Aim:
Write the records below out in full, character for character, with no pictures.

*** Dataset entries ***

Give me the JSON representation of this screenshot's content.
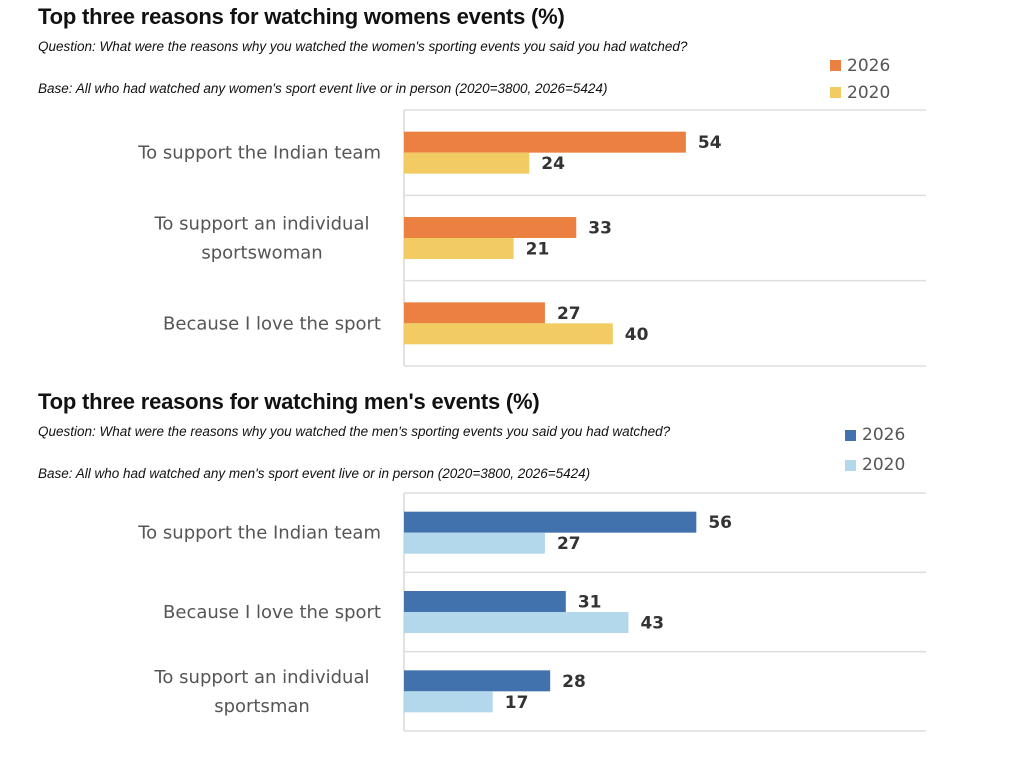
{
  "chart_data": [
    {
      "id": "women",
      "type": "bar",
      "orientation": "horizontal",
      "title": "Top three reasons for watching womens events (%)",
      "question": "Question: What were the reasons why you watched the women's sporting events you said you had watched?",
      "base": "Base: All who had watched any women's sport event live or in person (2020=3800, 2026=5424)",
      "categories": [
        [
          "To support the Indian team"
        ],
        [
          "To support an individual",
          "sportswoman"
        ],
        [
          "Because I love the sport"
        ]
      ],
      "series": [
        {
          "name": "2026",
          "color": "#eb8140",
          "values": [
            54,
            33,
            27
          ]
        },
        {
          "name": "2020",
          "color": "#f2cc62",
          "values": [
            24,
            21,
            40
          ]
        }
      ],
      "xlim": [
        0,
        100
      ],
      "grid": "horizontal separators",
      "legend": "top-right",
      "xlabel": "",
      "ylabel": ""
    },
    {
      "id": "men",
      "type": "bar",
      "orientation": "horizontal",
      "title": "Top three reasons for watching men's events (%)",
      "question": "Question: What were the reasons why you watched the men's sporting events you said you had watched?",
      "base": "Base: All who had watched any men's sport event live or in person (2020=3800, 2026=5424)",
      "categories": [
        [
          "To support the Indian team"
        ],
        [
          "Because I love the sport"
        ],
        [
          "To support an individual",
          "sportsman"
        ]
      ],
      "series": [
        {
          "name": "2026",
          "color": "#4172ae",
          "values": [
            56,
            31,
            28
          ]
        },
        {
          "name": "2020",
          "color": "#b3d7eb",
          "values": [
            27,
            43,
            17
          ]
        }
      ],
      "xlim": [
        0,
        100
      ],
      "grid": "horizontal separators",
      "legend": "top-right",
      "xlabel": "",
      "ylabel": ""
    }
  ]
}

***

Exercise solution:
Give me the JSON representation of this screenshot's content.
{
  "chart_data": [
    {
      "id": "women",
      "type": "bar",
      "orientation": "horizontal",
      "title": "Top three reasons for watching womens events (%)",
      "question": "Question: What were the reasons why you watched the women's sporting events you said you had watched?",
      "base": "Base: All who had watched any women's sport event live or in person (2020=3800, 2026=5424)",
      "categories": [
        [
          "To support the Indian team"
        ],
        [
          "To support an individual",
          "sportswoman"
        ],
        [
          "Because I love the sport"
        ]
      ],
      "series": [
        {
          "name": "2026",
          "color": "#eb8140",
          "values": [
            54,
            33,
            27
          ]
        },
        {
          "name": "2020",
          "color": "#f2cc62",
          "values": [
            24,
            21,
            40
          ]
        }
      ],
      "xlim": [
        0,
        100
      ],
      "grid": "horizontal separators",
      "legend": "top-right",
      "xlabel": "",
      "ylabel": ""
    },
    {
      "id": "men",
      "type": "bar",
      "orientation": "horizontal",
      "title": "Top three reasons for watching men's events (%)",
      "question": "Question: What were the reasons why you watched the men's sporting events you said you had watched?",
      "base": "Base: All who had watched any men's sport event live or in person (2020=3800, 2026=5424)",
      "categories": [
        [
          "To support the Indian team"
        ],
        [
          "Because I love the sport"
        ],
        [
          "To support an individual",
          "sportsman"
        ]
      ],
      "series": [
        {
          "name": "2026",
          "color": "#4172ae",
          "values": [
            56,
            31,
            28
          ]
        },
        {
          "name": "2020",
          "color": "#b3d7eb",
          "values": [
            27,
            43,
            17
          ]
        }
      ],
      "xlim": [
        0,
        100
      ],
      "grid": "horizontal separators",
      "legend": "top-right",
      "xlabel": "",
      "ylabel": ""
    }
  ]
}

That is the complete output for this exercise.